To celebrate 10 years of Creator Weekly, I’m sharing tech highlights from 2015 that still resonate 10 years later. This update was for the week of October 3, 2015.

Ten years ago this week, Blogger started rolling out HTTPS support for Blogspot blogs. This was part of a concerted push for "HTTPS everywhere" as adoption of secure sites took off.

HTTPS Everywhere


Blogger HTTPS Settings in 2015

On September 30, 2015 Blogger started rolling out HTTPS support. Initially this was only available for blogs on the blogspot.com domain, but it eventually became available for Blogger blogs with custom domains as well (like this one). 

HTTPS is HTTP Secure, which makes an encrypted connection between the browser and web server. This prevents man-in-the-middle attacks, bad actors seeing authentication credentials and cookies, or even tampering with the data in transit.

HTTPS was not new in 2015. Gmail web pages, for example, were using HTTPS in 2008.

But in 2014 Google called for “HTTPS everywhere” on the web, not just its own services. A few months later they started using HTTPS as a minor ranking signal in Google Search.

In 2015 this push to HTTPS accelerated. In addition to Blogger blogs, Google moved its ad products to HTTPS, and Google Search started indexing the HTTPS version of sites by default.

It wasn’t just Google.


Announcement of HTTPS Everywhere for Goverment: US Federal Websites must use a HTTPS connection

In 2015 the White House announced HTTPS Everywhere for US federal government sites, Wikipedia, Pinterest and Reddit moved to HTTPS connections, Mozilla said they would stop supporting "non-secure HTTP",  Bing encrypted search traffic by default, and many other sites followed suit. e
 
Also, notably, Let’s Encrypt launched in public beta in December 2015. This is a free, automated, and open Certificate Authority (CA), run for the public’s benefit by the Internet Security Research Group (ISRG). This let anyone with their own domain get a certificate for free, making it much easier for website owners to set up HTTPS on their own site.

Directions
[a] Name each thing the post on HTTPS adoption says HTTPS prevents.
[b] Resume the post on HTTPS adoption, continuing on from its final sentence.
The data that comes after this post on HTTPS has nothing to do with what is asked here.

Entries provided
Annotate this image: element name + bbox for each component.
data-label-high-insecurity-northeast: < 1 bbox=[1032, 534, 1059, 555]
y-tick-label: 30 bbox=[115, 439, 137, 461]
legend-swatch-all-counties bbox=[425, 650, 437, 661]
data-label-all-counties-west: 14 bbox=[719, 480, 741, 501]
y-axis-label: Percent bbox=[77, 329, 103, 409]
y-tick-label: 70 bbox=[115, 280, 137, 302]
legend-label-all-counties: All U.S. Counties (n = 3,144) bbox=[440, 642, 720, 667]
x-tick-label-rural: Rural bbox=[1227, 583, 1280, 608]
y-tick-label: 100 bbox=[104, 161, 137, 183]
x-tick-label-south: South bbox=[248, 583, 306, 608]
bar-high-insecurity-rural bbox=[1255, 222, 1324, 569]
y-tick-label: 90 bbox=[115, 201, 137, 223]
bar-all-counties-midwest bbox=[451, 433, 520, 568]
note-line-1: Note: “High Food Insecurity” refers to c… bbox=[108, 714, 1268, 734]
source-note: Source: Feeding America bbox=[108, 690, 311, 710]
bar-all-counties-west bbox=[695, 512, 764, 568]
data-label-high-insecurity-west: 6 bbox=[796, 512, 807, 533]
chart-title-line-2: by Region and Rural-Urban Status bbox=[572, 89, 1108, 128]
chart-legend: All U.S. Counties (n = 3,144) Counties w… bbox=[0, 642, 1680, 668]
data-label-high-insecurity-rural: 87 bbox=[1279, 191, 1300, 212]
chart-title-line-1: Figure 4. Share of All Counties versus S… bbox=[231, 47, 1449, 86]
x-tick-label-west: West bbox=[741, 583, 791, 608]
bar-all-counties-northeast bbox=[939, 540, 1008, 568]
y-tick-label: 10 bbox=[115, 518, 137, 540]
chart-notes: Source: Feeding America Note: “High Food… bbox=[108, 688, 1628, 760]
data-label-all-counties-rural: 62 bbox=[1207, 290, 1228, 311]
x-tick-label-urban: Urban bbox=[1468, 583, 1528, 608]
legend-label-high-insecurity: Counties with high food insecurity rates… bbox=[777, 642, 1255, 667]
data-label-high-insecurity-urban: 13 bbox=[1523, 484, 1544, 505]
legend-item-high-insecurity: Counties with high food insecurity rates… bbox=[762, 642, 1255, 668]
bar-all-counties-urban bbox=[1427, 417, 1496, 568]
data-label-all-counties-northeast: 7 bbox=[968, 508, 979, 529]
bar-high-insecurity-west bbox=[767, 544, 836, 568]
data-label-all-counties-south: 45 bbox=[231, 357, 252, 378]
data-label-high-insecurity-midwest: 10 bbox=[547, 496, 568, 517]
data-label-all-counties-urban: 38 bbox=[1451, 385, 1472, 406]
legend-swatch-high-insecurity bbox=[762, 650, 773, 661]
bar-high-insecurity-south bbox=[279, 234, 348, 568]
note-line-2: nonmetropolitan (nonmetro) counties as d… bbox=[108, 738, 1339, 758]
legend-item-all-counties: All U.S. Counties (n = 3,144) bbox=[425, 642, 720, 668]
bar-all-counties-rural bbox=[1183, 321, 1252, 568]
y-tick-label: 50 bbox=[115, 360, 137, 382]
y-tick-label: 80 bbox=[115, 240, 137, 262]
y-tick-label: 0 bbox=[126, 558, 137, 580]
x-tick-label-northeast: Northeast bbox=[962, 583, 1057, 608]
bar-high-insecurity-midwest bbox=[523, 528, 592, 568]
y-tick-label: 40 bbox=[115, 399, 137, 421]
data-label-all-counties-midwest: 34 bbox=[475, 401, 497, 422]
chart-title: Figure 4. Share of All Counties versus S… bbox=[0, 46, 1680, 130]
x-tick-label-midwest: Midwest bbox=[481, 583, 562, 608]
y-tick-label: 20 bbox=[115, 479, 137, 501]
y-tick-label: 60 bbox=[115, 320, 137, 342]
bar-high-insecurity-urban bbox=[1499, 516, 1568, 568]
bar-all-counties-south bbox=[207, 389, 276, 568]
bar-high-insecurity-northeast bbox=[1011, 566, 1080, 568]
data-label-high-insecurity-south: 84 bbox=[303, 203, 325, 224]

Written answers
[a]
- Man-in-the-middle attacks
- Bad actors seeing authentication credentials and cookies
- Tampering with the data in transit

[b]
The view from 2025

Let's Encrypt growth in security certificates (Let's Encrypt Stats

While there was a strong push HTTPS starting in 2015, it took years for the majority of sites to implement HTTPS. 

There were a number of reasons for that. 

Older devices and browsers didn't support HTTPS. For example, by 2016 YouTube used 97% HTTPS connections, but that last 3% was the less secure HTTP, at least in part due to lack of support on older devices.

HTTPS could be technically complex to implement, especially for sites with mixed content, insecure scripts and embeds. 

And I'm sure part of the reason was inertia. Why change something that is working? 

By 2018 83% of the top 100 websites (but a lower percentage of other sites) used HTTPS by default. At that time, Chrome started marking HTTP sites as "not secure". At that point website owners using HTTP should have been working on updating their sites.

EFF declares HTTPS is actually everywhere

But it wasn’t until 2021 that it could be declared there was truly HTTPS Everywhere.

And it’s working now, invisibly, to help keep us all more secure online.

References

Timelines Wiki, Timeline of HTTPS Adoption

Google for Developers, Google I/O 2014 - HTTPS Everywhere

Google Webmaster Central Blog, 7 August 2014, "HTTPS as a ranking signal"

Google Security Blog, 17 April 2015, "Ads take a step towards 'HTTPS Everywhere'"

Google Security Blog, 30 September 2015, "HTTPS Support Coming to Blogspot"

Official Blogger Blog, 30 September 2015, "HTTPS Support Coming to Blogspot"

Google Webmaster Central Blog, 17 December 2015 "Indexing HTTPS Pages by Default

Google Transparency Report, September 2016: HTTPS at Google

Google Keyword Blog, 24 July 2018, "A milestone for Chrome security: Marking HTTP as 'Not Secure'"

EFF, 21 September 2021, "HTTPS is Actually Everywhere"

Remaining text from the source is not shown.